Every entry here needs to be repeated exactly.

Figure data in JSON:

⟨

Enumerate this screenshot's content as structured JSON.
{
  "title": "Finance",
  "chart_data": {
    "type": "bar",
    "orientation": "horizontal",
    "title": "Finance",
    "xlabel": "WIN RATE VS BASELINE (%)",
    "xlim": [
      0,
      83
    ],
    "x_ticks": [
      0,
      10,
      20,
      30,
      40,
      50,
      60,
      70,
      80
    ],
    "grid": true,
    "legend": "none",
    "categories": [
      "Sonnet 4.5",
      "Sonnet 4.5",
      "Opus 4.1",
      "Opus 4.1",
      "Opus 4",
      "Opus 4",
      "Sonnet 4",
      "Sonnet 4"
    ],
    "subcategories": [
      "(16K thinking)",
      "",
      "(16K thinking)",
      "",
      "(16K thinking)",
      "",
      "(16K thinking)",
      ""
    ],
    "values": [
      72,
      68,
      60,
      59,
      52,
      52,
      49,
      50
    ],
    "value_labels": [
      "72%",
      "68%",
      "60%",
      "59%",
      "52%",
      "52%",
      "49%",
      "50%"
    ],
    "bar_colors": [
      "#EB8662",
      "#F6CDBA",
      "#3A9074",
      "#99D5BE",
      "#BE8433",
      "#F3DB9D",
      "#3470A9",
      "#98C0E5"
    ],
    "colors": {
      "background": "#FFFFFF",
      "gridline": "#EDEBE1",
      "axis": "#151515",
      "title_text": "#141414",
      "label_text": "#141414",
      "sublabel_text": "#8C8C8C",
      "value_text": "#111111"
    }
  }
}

⟩

Response below:
Enumerate this screenshot's content as structured JSON.
{
  "title": "Finance",
  "chart_data": {
    "type": "bar",
    "orientation": "horizontal",
    "title": "Finance",
    "xlabel": "WIN RATE VS BASELINE (%)",
    "xlim": [
      0,
      83
    ],
    "x_ticks": [
      0,
      10,
      20,
      30,
      40,
      50,
      60,
      70,
      80
    ],
    "grid": true,
    "legend": "none",
    "categories": [
      "Sonnet 4.5",
      "Sonnet 4.5",
      "Opus 4.1",
      "Opus 4.1",
      "Opus 4",
      "Opus 4",
      "Sonnet 4",
      "Sonnet 4"
    ],
    "subcategories": [
      "(16K thinking)",
      "",
      "(16K thinking)",
      "",
      "(16K thinking)",
      "",
      "(16K thinking)",
      ""
    ],
    "values": [
      72,
      68,
      60,
      59,
      52,
      52,
      49,
      50
    ],
    "value_labels": [
      "72%",
      "68%",
      "60%",
      "59%",
      "52%",
      "52%",
      "49%",
      "50%"
    ],
    "bar_colors": [
      "#EB8662",
      "#F6CDBA",
      "#3A9074",
      "#99D5BE",
      "#BE8433",
      "#F3DB9D",
      "#3470A9",
      "#98C0E5"
    ],
    "colors": {
      "background": "#FFFFFF",
      "gridline": "#EDEBE1",
      "axis": "#151515",
      "title_text": "#141414",
      "label_text": "#141414",
      "sublabel_text": "#8C8C8C",
      "value_text": "#111111"
    }
  }
}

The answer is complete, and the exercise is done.